• _EXERCISE INSTRUCTIONS_
Whenever a line in the entries below contains the string "NADPH", copy that line.
*** Opening of INFORMATION GIVEN ***
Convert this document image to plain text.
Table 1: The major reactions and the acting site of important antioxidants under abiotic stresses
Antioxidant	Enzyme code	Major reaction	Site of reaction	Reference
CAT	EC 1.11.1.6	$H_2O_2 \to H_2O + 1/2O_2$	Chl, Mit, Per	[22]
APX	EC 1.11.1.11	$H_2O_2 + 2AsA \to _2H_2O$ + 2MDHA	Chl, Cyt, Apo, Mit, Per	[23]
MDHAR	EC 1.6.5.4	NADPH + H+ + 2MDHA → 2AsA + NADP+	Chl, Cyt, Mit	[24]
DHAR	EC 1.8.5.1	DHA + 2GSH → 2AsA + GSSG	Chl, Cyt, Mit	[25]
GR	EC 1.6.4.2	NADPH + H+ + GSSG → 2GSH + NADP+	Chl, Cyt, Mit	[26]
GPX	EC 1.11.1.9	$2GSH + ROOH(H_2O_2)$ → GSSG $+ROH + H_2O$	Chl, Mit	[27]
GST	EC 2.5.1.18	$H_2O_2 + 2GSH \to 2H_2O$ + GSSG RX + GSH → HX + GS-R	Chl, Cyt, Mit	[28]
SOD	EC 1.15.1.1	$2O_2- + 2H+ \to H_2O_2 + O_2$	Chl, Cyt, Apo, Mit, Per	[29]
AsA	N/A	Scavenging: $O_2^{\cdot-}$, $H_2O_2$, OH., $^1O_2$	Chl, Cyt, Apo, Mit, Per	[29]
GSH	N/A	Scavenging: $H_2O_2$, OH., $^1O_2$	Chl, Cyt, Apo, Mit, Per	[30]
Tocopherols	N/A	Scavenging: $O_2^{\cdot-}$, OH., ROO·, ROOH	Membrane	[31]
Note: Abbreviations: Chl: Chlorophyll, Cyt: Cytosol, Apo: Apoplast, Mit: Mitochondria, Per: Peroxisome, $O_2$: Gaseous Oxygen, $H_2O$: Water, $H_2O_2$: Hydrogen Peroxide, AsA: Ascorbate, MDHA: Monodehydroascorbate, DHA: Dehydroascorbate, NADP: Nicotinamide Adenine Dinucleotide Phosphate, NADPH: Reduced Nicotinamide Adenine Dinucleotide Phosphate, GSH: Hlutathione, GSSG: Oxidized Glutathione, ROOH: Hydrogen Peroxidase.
*** Close of INFORMATION GIVEN ***
• _SOLVED EXERCISE_
MDHAR	EC 1.6.5.4	NADPH + H+ + 2MDHA → 2AsA + NADP+	Chl, Cyt, Mit	[24]
GR	EC 1.6.4.2	NADPH + H+ + GSSG → 2GSH + NADP+	Chl, Cyt, Mit	[26]
Note: Abbreviations: Chl: Chlorophyll, Cyt: Cytosol, Apo: Apoplast, Mit: Mitochondria, Per: Peroxisome, $O_2$: Gaseous Oxygen, $H_2O$: Water, $H_2O_2$: Hydrogen Peroxide, AsA: Ascorbate, MDHA: Monodehydroascorbate, DHA: Dehydroascorbate, NADP: Nicotinamide Adenine Dinucleotide Phosphate, NADPH: Reduced Nicotinamide Adenine Dinucleotide Phosphate, GSH: Hlutathione, GSSG: Oxidized Glutathione, ROOH: Hydrogen Peroxidase.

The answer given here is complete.